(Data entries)

* BEGIN *

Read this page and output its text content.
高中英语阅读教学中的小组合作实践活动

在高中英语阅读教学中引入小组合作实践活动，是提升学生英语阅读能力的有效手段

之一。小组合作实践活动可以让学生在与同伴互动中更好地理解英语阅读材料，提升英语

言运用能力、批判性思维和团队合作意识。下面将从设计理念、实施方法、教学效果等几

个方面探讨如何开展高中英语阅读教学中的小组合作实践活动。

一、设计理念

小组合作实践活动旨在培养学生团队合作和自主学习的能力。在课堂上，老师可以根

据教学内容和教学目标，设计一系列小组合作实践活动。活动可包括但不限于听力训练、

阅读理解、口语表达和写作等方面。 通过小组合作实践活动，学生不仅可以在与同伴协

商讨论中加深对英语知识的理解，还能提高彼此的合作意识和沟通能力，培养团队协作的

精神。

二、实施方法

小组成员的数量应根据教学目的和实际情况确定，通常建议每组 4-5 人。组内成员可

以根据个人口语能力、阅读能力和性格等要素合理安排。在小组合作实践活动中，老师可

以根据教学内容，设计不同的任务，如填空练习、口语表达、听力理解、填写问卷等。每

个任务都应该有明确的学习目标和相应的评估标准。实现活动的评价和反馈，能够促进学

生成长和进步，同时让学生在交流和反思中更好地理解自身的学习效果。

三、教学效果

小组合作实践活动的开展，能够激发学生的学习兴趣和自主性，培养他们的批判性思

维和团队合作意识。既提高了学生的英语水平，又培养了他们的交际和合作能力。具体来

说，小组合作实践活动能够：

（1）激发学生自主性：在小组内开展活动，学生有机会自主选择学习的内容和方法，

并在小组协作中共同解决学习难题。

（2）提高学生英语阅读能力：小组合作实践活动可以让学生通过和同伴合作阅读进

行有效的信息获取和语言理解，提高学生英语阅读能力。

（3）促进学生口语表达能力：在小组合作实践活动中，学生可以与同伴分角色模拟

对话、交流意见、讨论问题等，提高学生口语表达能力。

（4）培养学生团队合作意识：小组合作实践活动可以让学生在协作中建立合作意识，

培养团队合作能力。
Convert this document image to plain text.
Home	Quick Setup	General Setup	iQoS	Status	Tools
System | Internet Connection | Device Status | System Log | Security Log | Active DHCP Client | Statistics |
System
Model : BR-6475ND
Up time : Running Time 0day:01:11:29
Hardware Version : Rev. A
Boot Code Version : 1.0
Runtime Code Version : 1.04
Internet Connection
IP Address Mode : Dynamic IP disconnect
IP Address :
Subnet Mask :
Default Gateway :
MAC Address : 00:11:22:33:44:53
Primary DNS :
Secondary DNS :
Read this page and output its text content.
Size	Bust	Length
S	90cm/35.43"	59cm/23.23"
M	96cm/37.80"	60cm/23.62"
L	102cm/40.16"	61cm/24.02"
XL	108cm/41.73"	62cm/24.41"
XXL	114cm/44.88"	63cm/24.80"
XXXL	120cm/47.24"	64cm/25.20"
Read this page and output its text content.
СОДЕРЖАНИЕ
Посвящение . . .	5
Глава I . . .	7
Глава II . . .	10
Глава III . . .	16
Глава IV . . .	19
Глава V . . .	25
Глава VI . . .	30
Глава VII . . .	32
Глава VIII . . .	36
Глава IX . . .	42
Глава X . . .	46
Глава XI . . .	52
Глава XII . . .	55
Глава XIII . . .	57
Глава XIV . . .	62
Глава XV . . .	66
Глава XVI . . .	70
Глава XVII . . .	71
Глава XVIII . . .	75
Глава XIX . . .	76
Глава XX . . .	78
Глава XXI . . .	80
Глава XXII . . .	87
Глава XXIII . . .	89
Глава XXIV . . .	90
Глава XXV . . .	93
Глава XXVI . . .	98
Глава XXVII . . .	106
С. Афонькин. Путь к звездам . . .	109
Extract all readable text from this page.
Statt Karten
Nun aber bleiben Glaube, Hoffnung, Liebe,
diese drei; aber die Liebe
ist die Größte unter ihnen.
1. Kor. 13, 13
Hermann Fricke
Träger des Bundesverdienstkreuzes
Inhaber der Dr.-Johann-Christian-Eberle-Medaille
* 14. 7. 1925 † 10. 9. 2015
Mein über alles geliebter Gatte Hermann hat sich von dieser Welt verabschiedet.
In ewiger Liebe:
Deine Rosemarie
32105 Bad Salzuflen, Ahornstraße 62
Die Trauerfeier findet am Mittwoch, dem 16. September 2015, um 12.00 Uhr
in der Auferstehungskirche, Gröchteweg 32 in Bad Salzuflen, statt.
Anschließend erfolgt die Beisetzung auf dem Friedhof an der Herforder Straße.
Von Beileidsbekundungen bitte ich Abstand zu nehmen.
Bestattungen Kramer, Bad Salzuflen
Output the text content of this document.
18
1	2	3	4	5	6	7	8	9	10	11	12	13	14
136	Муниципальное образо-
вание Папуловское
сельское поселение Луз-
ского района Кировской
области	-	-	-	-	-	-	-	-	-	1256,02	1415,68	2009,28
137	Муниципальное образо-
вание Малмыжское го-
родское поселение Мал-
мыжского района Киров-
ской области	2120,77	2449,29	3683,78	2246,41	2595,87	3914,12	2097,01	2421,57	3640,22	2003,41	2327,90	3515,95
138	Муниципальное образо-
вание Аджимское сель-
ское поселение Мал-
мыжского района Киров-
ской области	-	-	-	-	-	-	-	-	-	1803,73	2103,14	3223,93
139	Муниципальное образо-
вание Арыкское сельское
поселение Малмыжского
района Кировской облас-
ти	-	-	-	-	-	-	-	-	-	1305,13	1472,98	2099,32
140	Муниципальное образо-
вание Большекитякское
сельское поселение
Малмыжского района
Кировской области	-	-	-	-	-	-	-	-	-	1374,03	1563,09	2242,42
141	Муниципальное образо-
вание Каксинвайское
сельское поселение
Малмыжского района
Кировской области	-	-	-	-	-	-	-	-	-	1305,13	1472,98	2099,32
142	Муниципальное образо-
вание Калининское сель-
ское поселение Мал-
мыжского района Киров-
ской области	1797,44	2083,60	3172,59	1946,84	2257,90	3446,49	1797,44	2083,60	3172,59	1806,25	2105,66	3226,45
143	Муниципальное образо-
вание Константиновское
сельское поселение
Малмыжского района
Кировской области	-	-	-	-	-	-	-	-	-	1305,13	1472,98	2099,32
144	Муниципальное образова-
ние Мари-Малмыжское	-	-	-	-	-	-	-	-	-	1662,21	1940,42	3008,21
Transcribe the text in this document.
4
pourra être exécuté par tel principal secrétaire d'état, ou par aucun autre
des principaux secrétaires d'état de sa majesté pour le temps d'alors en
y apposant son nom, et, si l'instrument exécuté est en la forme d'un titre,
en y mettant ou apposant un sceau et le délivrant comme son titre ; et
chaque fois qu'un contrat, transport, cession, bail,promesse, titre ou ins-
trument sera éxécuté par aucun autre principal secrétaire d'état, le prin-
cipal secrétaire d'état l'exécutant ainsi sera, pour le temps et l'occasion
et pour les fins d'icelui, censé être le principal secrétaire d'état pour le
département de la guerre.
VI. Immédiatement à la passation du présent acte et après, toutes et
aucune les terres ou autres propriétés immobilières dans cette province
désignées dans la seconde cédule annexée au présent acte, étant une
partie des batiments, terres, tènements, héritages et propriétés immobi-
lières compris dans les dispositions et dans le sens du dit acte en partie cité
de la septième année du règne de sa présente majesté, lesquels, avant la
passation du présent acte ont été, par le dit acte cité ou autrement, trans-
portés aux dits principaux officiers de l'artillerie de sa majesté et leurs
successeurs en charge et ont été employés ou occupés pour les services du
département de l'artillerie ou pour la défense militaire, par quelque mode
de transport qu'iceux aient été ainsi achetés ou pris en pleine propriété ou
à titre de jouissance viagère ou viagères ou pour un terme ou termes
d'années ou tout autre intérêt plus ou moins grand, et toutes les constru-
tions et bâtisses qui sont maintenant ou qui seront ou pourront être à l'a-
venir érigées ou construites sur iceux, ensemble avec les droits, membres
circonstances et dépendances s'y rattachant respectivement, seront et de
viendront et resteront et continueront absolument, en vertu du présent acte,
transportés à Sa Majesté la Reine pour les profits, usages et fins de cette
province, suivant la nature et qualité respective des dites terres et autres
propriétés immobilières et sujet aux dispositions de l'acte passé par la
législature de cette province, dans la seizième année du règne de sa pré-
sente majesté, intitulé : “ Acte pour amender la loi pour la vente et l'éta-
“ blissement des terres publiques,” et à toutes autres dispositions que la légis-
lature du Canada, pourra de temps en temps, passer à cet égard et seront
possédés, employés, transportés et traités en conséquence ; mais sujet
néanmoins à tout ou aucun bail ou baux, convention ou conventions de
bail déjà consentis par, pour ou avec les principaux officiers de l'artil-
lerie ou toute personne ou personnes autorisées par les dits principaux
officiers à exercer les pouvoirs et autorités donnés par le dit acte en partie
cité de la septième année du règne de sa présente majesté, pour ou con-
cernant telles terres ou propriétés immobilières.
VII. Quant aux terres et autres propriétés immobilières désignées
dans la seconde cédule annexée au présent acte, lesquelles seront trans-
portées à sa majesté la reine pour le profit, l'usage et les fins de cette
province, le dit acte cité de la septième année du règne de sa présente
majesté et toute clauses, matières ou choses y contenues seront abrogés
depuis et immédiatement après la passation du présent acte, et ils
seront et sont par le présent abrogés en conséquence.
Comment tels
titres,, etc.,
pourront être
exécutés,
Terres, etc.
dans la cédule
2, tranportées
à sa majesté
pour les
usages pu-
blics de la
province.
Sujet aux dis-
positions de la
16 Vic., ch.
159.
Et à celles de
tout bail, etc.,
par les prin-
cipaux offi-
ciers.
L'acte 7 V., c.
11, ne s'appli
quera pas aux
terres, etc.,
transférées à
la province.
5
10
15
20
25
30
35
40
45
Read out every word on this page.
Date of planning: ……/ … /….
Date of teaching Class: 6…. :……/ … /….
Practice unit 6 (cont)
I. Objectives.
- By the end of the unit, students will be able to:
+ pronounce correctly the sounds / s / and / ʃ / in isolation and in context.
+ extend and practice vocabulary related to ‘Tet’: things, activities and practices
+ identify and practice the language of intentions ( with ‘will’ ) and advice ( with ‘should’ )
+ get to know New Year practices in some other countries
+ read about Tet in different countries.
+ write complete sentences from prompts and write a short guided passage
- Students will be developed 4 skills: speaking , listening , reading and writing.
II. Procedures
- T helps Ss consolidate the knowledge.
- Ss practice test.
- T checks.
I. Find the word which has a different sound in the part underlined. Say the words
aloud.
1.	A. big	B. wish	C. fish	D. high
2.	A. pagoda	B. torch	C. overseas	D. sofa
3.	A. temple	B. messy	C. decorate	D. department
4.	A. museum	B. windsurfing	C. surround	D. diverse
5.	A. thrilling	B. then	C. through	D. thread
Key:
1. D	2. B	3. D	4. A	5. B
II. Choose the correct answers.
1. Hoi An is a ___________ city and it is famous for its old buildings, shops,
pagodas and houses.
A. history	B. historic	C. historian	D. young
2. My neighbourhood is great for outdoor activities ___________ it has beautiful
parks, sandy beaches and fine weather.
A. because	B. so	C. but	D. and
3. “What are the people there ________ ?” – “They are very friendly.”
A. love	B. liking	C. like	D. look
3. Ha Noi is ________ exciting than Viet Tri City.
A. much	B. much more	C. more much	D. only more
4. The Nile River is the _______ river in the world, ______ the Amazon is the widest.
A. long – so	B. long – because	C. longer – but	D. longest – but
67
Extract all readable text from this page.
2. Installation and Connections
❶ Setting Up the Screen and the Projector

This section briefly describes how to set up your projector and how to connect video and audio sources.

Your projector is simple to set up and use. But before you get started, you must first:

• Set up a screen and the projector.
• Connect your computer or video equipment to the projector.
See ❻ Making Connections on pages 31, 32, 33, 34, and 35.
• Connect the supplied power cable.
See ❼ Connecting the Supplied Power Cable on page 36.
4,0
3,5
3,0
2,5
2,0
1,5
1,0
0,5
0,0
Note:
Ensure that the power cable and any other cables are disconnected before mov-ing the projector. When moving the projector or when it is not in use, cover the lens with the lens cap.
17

* END *

Go through the data and gather every line that holds "countries".

#### Response:
+ get to know New Year practices in some other countries
+ read about Tet in different countries.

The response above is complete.